* [Exercise]:
Pick out each line with the word "Analysis" from the material that follows.

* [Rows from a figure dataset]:
+ + + +
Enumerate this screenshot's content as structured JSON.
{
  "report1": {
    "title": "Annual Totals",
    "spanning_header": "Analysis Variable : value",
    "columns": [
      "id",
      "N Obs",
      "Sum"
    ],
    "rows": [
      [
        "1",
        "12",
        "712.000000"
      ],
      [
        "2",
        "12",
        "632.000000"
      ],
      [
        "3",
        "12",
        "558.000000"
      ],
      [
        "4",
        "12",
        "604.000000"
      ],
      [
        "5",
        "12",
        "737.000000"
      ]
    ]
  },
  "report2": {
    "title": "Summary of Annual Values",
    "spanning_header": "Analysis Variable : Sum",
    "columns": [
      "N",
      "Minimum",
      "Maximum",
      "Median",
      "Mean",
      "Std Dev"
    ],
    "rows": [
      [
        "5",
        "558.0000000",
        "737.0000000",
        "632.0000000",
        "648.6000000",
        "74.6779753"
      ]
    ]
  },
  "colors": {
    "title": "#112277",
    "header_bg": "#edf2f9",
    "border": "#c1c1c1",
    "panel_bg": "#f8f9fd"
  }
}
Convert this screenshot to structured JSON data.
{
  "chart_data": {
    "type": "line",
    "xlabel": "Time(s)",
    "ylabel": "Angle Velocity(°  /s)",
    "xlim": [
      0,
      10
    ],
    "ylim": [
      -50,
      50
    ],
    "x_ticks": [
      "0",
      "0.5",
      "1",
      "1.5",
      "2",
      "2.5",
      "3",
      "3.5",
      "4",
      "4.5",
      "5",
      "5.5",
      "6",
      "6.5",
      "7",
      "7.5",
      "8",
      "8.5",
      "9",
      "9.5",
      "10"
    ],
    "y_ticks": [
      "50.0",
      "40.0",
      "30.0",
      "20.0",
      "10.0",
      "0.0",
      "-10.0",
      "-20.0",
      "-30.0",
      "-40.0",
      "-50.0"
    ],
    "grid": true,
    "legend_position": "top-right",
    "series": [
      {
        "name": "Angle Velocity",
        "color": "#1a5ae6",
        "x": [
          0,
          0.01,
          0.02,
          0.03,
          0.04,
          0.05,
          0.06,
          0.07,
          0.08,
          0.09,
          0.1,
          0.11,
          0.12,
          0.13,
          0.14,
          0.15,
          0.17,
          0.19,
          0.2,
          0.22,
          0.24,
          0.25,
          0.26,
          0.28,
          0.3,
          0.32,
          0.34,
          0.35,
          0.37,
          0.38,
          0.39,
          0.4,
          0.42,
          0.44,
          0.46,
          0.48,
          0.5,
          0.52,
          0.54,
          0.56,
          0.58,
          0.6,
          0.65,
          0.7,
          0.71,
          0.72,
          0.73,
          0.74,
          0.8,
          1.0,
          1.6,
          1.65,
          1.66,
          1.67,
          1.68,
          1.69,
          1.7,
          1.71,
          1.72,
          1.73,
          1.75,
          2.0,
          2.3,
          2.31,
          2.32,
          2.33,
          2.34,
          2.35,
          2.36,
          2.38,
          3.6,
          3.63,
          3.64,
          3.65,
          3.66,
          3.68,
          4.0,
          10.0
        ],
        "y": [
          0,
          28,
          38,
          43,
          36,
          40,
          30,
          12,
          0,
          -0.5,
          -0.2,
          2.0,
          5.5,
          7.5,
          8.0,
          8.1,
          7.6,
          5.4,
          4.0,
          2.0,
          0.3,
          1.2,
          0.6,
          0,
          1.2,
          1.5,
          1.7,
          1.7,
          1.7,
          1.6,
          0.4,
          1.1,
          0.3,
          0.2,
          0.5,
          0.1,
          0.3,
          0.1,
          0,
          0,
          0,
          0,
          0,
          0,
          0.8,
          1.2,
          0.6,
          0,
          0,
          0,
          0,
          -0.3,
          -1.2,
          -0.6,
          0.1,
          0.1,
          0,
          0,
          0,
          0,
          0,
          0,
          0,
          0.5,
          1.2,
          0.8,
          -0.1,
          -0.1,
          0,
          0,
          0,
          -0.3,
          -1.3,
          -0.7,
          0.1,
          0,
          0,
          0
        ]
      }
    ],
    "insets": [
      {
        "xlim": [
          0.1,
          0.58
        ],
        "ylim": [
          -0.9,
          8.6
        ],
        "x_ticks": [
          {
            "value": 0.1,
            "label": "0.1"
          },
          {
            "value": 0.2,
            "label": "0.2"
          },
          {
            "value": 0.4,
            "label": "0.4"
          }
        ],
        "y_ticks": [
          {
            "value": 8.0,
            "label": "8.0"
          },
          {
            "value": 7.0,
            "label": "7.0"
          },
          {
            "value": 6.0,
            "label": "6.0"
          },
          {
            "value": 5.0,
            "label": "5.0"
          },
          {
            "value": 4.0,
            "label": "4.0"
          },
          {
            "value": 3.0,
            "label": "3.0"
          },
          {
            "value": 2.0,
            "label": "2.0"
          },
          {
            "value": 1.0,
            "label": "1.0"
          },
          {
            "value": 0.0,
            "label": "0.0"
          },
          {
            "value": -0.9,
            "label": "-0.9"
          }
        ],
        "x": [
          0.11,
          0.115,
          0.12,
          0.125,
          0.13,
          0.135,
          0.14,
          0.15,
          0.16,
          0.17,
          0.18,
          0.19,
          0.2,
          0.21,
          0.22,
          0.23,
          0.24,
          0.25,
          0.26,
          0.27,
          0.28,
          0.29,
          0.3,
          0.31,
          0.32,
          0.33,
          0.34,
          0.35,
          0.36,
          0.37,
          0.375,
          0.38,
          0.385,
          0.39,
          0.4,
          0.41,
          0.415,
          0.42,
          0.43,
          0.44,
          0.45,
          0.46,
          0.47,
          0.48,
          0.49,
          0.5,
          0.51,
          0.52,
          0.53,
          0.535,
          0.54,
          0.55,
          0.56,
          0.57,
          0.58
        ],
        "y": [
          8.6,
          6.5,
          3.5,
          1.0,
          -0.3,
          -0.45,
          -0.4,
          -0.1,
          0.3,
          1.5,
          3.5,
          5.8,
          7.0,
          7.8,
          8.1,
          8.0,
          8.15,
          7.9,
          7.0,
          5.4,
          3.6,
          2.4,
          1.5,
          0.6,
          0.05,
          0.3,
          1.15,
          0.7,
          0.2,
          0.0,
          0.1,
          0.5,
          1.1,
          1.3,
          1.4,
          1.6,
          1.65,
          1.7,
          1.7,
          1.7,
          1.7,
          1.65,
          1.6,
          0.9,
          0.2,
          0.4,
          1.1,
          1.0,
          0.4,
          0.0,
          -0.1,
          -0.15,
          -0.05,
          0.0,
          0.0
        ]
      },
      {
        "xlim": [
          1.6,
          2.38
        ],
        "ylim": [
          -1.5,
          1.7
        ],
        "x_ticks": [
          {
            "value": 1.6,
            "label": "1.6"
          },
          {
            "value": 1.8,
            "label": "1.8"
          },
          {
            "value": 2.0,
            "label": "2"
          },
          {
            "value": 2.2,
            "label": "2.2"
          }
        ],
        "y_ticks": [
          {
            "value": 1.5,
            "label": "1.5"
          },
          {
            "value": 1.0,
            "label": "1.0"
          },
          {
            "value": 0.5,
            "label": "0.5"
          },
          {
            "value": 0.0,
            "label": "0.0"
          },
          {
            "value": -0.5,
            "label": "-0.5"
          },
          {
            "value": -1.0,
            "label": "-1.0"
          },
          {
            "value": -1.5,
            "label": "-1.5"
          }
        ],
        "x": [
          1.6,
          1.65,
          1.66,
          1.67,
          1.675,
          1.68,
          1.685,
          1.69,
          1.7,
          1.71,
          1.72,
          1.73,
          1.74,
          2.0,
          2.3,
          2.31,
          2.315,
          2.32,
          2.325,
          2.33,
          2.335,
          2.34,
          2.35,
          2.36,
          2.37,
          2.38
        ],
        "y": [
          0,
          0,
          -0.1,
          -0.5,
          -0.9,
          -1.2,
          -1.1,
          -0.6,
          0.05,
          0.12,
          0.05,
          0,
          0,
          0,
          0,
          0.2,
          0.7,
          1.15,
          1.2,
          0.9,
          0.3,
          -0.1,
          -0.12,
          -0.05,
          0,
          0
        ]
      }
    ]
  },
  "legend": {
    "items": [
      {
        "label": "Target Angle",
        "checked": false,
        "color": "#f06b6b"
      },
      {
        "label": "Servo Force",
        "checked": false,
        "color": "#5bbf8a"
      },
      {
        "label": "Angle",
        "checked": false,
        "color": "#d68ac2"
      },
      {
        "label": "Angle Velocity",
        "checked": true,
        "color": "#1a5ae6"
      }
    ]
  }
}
+ + + +
* [Exercise output]:
    "spanning_header": "Analysis Variable : value",
    "spanning_header": "Analysis Variable : Sum",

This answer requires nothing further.